** BEGIN **

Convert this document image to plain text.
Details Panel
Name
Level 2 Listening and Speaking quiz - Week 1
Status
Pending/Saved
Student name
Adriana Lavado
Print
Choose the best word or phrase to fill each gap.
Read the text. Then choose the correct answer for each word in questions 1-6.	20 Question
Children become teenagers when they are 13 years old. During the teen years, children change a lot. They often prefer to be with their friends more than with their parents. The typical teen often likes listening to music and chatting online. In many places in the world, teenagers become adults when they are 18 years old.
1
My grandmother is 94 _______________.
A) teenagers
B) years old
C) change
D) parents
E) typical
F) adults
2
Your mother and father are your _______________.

** END **

Task directions >> Repeat back the data above, exact to the last character.

Exercise answer >>
Convert this document image to plain text.
Details Panel
Name
Level 2 Listening and Speaking quiz - Week 1
Status
Pending/Saved
Student name
Adriana Lavado
Print
Choose the best word or phrase to fill each gap.
Read the text. Then choose the correct answer for each word in questions 1-6.	20 Question
Children become teenagers when they are 13 years old. During the teen years, children change a lot. They often prefer to be with their friends more than with their parents. The typical teen often likes listening to music and chatting online. In many places in the world, teenagers become adults when they are 18 years old.
1
My grandmother is 94 _______________.
A) teenagers
B) years old
C) change
D) parents
E) typical
F) adults
2
Your mother and father are your _______________.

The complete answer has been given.